### YOUR GOAL
Copy all lines holding the word "Humanos" from the entries.

** BEGIN **

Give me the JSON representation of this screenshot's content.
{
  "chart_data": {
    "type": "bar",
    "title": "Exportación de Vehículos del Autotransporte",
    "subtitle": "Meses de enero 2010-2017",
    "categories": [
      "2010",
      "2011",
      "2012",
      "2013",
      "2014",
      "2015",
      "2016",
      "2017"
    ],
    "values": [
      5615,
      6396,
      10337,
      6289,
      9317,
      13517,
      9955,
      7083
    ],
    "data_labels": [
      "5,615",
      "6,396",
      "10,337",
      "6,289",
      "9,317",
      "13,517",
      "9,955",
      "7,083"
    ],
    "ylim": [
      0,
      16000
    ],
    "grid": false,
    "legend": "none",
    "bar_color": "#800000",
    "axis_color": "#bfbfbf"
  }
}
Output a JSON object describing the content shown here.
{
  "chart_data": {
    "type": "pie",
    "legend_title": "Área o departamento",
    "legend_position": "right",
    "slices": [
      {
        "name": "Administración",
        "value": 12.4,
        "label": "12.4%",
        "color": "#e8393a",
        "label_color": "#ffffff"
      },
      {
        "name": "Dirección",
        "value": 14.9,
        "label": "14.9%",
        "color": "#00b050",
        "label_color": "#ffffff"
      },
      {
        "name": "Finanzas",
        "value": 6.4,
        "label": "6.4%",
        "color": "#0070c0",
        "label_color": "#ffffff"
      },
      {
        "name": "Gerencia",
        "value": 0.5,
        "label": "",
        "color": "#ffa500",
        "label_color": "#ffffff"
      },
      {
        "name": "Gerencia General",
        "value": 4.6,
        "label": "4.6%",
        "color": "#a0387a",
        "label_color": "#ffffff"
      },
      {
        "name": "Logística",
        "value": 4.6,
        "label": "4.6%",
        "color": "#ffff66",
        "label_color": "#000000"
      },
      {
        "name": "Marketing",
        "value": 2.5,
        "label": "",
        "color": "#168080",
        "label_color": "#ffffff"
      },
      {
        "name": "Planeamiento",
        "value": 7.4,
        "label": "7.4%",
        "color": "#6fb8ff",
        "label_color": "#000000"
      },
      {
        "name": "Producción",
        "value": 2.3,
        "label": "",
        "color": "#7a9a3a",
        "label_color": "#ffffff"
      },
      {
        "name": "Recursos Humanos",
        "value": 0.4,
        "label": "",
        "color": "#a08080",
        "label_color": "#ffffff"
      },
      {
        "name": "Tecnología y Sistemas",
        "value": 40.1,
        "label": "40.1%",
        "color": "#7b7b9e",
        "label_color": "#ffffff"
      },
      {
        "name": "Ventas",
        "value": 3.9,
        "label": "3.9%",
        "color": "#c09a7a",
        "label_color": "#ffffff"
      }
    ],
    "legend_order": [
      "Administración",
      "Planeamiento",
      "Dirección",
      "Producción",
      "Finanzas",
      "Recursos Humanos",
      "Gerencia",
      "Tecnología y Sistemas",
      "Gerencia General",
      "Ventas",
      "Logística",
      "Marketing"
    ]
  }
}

** END **

### TASK OUTPUT
        "name": "Recursos Humanos",
      "Recursos Humanos",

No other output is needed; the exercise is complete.